▸ Given request:
Only the lines from the one bearing "Read this page and output its text content." to the final line should be transcribed, exactly and with both ends included. Pictures are to be left out.

▸ Data rows:
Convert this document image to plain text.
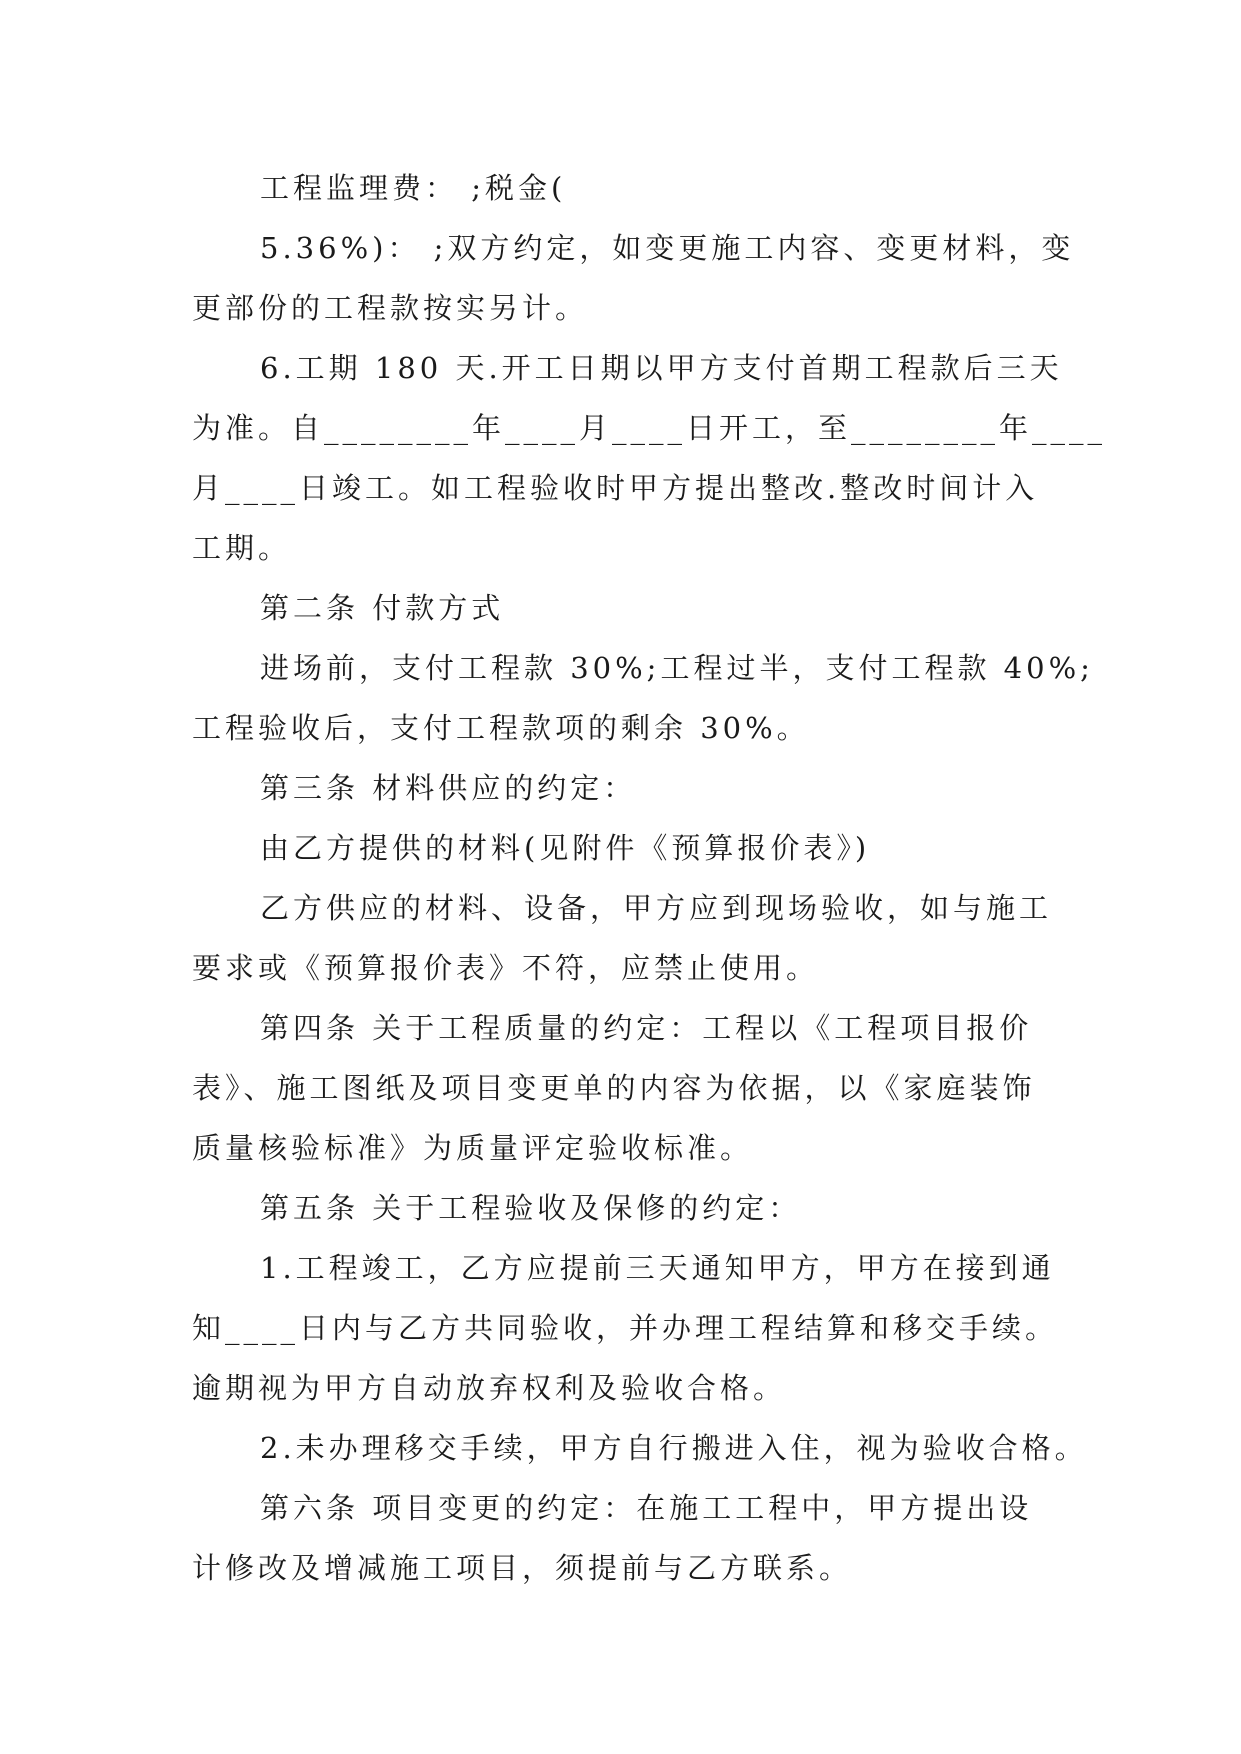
工程监理费： ;税金(
5.36%)： ;双方约定，如变更施工内容、变更材料，变
更部份的工程款按实另计。
6.工期 180 天.开工日期以甲方支付首期工程款后三天
为准。自________年____月____日开工，至________年____
月____日竣工。如工程验收时甲方提出整改.整改时间计入
工期。
第二条 付款方式
进场前，支付工程款 30%;工程过半，支付工程款 40%;
工程验收后，支付工程款项的剩余 30%。
第三条 材料供应的约定：
由乙方提供的材料(见附件《预算报价表》)
乙方供应的材料、设备，甲方应到现场验收，如与施工
要求或《预算报价表》不符，应禁止使用。
第四条 关于工程质量的约定：工程以《工程项目报价
表》、施工图纸及项目变更单的内容为依据，以《家庭装饰
质量核验标准》为质量评定验收标准。
第五条 关于工程验收及保修的约定：
1.工程竣工，乙方应提前三天通知甲方，甲方在接到通
知____日内与乙方共同验收，并办理工程结算和移交手续。
逾期视为甲方自动放弃权利及验收合格。
2.未办理移交手续，甲方自行搬进入住，视为验收合格。
第六条 项目变更的约定：在施工工程中，甲方提出设
计修改及增减施工项目，须提前与乙方联系。
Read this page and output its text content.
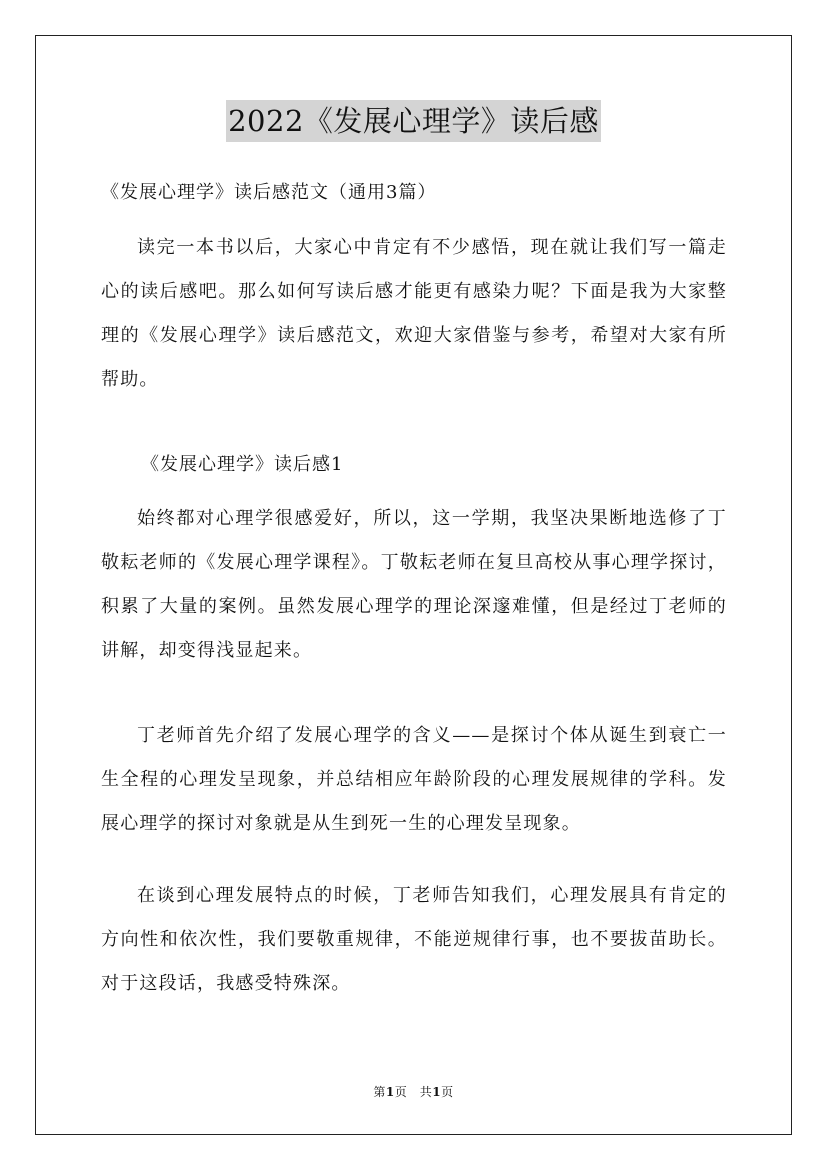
2022《发展心理学》读后感
《发展心理学》读后感范文（通用3篇）

读完一本书以后，大家心中肯定有不少感悟，现在就让我们写一篇走心的读后感吧。那么如何写读后感才能更有感染力呢？下面是我为大家整理的《发展心理学》读后感范文，欢迎大家借鉴与参考，希望对大家有所帮助。

《发展心理学》读后感1

始终都对心理学很感爱好，所以，这一学期，我坚决果断地选修了丁敬耘老师的《发展心理学课程》。丁敬耘老师在复旦高校从事心理学探讨，积累了大量的案例。虽然发展心理学的理论深邃难懂，但是经过丁老师的讲解，却变得浅显起来。

丁老师首先介绍了发展心理学的含义——是探讨个体从诞生到衰亡一生全程的心理发呈现象，并总结相应年龄阶段的心理发展规律的学科。发展心理学的探讨对象就是从生到死一生的心理发呈现象。

在谈到心理发展特点的时候，丁老师告知我们，心理发展具有肯定的方向性和依次性，我们要敬重规律，不能逆规律行事，也不要拔苗助长。对于这段话，我感受特殊深。

第1页　共1页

▸ Full response:
Read this page and output its text content.
2022《发展心理学》读后感
《发展心理学》读后感范文（通用3篇）

读完一本书以后，大家心中肯定有不少感悟，现在就让我们写一篇走心的读后感吧。那么如何写读后感才能更有感染力呢？下面是我为大家整理的《发展心理学》读后感范文，欢迎大家借鉴与参考，希望对大家有所帮助。

《发展心理学》读后感1

始终都对心理学很感爱好，所以，这一学期，我坚决果断地选修了丁敬耘老师的《发展心理学课程》。丁敬耘老师在复旦高校从事心理学探讨，积累了大量的案例。虽然发展心理学的理论深邃难懂，但是经过丁老师的讲解，却变得浅显起来。

丁老师首先介绍了发展心理学的含义——是探讨个体从诞生到衰亡一生全程的心理发呈现象，并总结相应年龄阶段的心理发展规律的学科。发展心理学的探讨对象就是从生到死一生的心理发呈现象。

在谈到心理发展特点的时候，丁老师告知我们，心理发展具有肯定的方向性和依次性，我们要敬重规律，不能逆规律行事，也不要拔苗助长。对于这段话，我感受特殊深。

第1页　共1页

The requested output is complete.